Exercise requirements. How many lines in these records hold the string "this"? Reply with the number alone.

***

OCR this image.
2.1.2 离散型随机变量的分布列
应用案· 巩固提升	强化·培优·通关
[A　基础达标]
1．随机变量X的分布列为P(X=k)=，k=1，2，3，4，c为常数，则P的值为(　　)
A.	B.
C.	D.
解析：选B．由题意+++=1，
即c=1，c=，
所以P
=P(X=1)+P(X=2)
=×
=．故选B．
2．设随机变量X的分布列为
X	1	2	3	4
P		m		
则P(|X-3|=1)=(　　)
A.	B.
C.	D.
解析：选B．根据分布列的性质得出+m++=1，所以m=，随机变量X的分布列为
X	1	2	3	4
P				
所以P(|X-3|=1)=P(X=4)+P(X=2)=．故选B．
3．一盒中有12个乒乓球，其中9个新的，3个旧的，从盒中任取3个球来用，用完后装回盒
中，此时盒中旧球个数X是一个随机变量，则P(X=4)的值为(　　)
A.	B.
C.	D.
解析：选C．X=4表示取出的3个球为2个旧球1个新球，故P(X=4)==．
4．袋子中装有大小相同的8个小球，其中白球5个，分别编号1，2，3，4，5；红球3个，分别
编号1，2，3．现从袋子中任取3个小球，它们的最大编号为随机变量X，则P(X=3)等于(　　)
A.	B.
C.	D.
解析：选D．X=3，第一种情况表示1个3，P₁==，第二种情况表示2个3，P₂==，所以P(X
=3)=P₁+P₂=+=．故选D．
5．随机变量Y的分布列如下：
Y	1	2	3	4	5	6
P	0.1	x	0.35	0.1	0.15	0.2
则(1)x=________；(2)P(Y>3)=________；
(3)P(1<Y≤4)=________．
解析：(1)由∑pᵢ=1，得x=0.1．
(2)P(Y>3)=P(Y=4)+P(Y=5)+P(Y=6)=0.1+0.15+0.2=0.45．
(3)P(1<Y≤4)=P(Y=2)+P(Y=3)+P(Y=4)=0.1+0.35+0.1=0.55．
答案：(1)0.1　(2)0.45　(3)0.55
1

***

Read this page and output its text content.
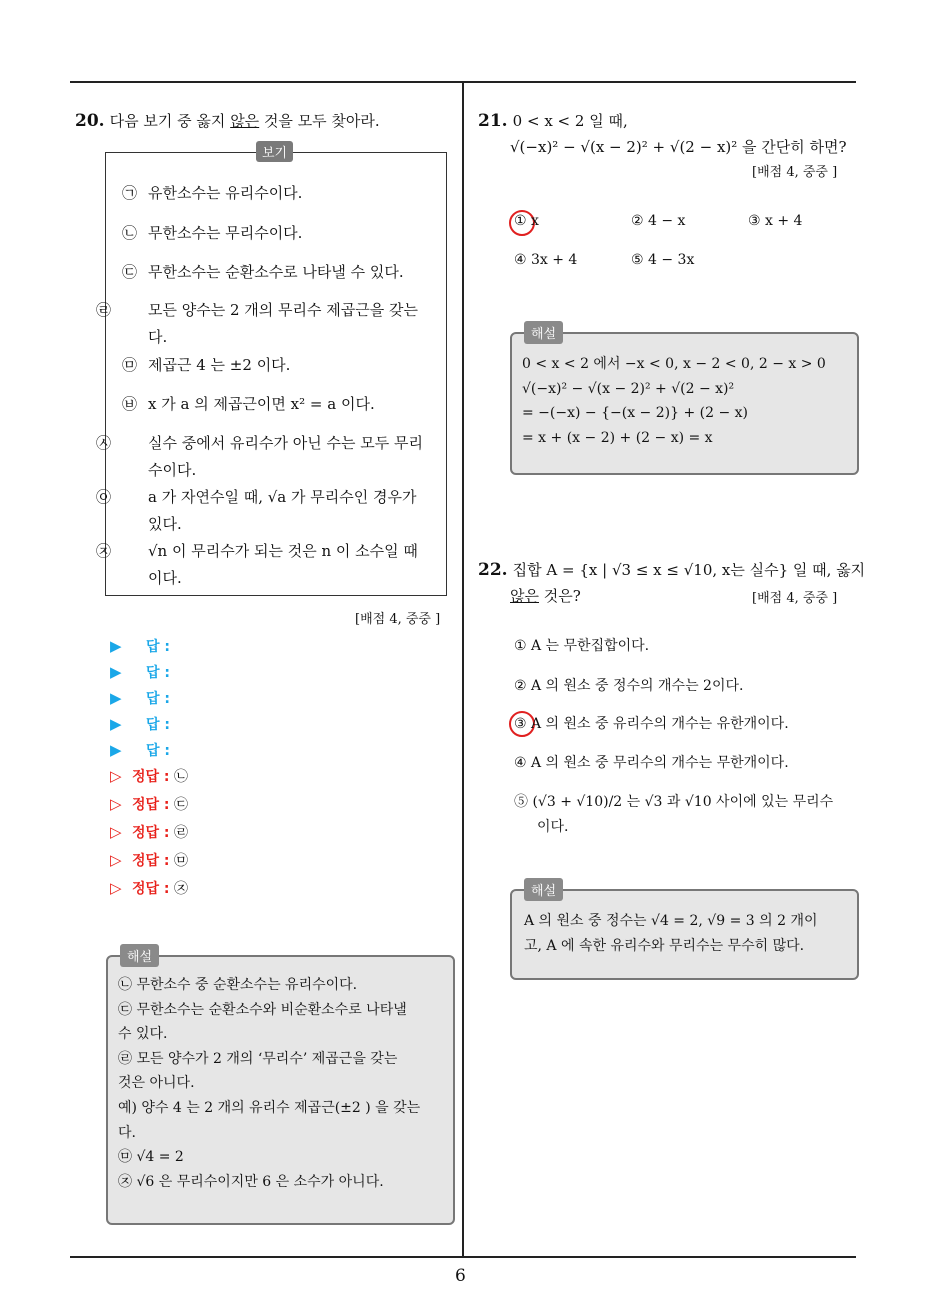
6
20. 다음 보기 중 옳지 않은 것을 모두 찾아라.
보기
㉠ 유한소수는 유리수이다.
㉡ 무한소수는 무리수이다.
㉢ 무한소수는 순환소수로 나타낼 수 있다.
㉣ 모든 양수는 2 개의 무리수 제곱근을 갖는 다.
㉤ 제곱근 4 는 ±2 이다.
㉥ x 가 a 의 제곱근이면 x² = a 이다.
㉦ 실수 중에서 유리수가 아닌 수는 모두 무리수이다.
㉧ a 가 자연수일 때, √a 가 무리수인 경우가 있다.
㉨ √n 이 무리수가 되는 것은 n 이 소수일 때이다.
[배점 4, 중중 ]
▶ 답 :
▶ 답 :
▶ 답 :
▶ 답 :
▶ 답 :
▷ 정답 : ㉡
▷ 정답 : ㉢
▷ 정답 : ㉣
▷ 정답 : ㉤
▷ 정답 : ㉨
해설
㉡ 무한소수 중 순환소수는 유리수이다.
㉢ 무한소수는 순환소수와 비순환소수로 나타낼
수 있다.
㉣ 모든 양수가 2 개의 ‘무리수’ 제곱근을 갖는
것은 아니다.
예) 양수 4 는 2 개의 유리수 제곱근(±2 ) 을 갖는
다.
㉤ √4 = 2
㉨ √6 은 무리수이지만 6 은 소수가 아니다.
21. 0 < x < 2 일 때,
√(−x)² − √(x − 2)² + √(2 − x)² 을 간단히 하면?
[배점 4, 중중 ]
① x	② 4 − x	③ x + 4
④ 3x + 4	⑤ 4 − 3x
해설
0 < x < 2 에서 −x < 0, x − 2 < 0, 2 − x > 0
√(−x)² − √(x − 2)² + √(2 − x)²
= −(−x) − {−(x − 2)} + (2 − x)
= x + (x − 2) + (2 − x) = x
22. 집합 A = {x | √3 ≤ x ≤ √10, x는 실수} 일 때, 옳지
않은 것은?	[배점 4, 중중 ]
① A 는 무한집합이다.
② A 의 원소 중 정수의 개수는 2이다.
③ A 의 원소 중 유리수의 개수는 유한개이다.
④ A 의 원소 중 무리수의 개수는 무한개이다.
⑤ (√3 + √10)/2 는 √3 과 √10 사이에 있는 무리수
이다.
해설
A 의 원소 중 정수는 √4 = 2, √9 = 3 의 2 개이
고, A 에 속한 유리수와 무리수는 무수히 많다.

***

Result below. 2